DATA RECORDS >>
#####

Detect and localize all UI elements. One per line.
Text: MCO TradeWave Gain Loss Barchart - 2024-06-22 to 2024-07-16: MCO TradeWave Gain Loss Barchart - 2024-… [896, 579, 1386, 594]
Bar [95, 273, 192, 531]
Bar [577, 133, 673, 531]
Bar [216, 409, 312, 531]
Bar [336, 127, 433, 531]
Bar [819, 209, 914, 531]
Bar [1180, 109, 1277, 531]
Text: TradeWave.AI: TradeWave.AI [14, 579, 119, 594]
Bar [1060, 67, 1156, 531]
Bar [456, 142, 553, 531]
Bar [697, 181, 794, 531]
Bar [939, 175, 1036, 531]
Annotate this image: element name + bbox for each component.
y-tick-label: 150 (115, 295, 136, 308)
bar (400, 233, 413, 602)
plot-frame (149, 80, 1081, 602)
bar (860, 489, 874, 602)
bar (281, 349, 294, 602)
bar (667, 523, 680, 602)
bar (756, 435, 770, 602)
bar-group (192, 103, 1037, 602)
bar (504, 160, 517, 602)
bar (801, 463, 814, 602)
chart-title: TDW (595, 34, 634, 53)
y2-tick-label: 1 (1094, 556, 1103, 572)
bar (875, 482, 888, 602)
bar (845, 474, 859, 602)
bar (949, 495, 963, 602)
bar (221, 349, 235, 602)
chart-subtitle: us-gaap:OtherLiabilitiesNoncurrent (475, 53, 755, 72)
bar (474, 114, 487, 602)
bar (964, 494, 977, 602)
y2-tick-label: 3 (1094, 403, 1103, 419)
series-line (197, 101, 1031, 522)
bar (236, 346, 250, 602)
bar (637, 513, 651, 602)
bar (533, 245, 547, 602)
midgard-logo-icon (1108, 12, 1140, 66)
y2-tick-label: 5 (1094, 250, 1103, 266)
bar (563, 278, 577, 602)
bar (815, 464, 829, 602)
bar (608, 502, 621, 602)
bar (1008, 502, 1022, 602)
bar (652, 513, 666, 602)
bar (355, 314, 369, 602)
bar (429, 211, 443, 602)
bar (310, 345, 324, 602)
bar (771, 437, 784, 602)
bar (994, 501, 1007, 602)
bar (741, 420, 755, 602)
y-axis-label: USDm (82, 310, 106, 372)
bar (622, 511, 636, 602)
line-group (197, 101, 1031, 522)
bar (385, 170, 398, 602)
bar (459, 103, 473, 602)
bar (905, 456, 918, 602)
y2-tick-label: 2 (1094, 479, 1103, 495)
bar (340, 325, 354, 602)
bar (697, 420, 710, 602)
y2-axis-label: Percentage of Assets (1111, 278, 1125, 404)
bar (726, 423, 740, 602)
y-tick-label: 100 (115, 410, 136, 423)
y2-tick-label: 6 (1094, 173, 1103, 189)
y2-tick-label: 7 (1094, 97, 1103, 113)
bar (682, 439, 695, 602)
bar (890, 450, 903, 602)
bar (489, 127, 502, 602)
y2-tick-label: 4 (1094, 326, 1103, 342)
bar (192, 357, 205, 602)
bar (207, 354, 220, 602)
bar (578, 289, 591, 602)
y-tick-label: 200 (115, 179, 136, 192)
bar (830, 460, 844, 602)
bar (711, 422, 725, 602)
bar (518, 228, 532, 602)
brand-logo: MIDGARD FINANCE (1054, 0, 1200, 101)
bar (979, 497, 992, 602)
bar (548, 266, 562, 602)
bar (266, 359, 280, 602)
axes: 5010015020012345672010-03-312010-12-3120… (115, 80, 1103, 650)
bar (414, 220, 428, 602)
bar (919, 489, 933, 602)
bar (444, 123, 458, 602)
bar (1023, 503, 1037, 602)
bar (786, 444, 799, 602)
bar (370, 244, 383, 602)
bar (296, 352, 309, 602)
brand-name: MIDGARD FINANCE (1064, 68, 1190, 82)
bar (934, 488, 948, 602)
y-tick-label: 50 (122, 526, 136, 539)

#####

WHAT IS ASKED >> Can you copy out the records word for word, starting at their first line and ending at the line that contains "Bar [1180, 109, 1277, 531]", including both of those lines?

THE RESULT >>
Detect and localize all UI elements. One per line.
Text: MCO TradeWave Gain Loss Barchart - 2024-06-22 to 2024-07-16: MCO TradeWave Gain Loss Barchart - 2024-… [896, 579, 1386, 594]
Bar [95, 273, 192, 531]
Bar [577, 133, 673, 531]
Bar [216, 409, 312, 531]
Bar [336, 127, 433, 531]
Bar [819, 209, 914, 531]
Bar [1180, 109, 1277, 531]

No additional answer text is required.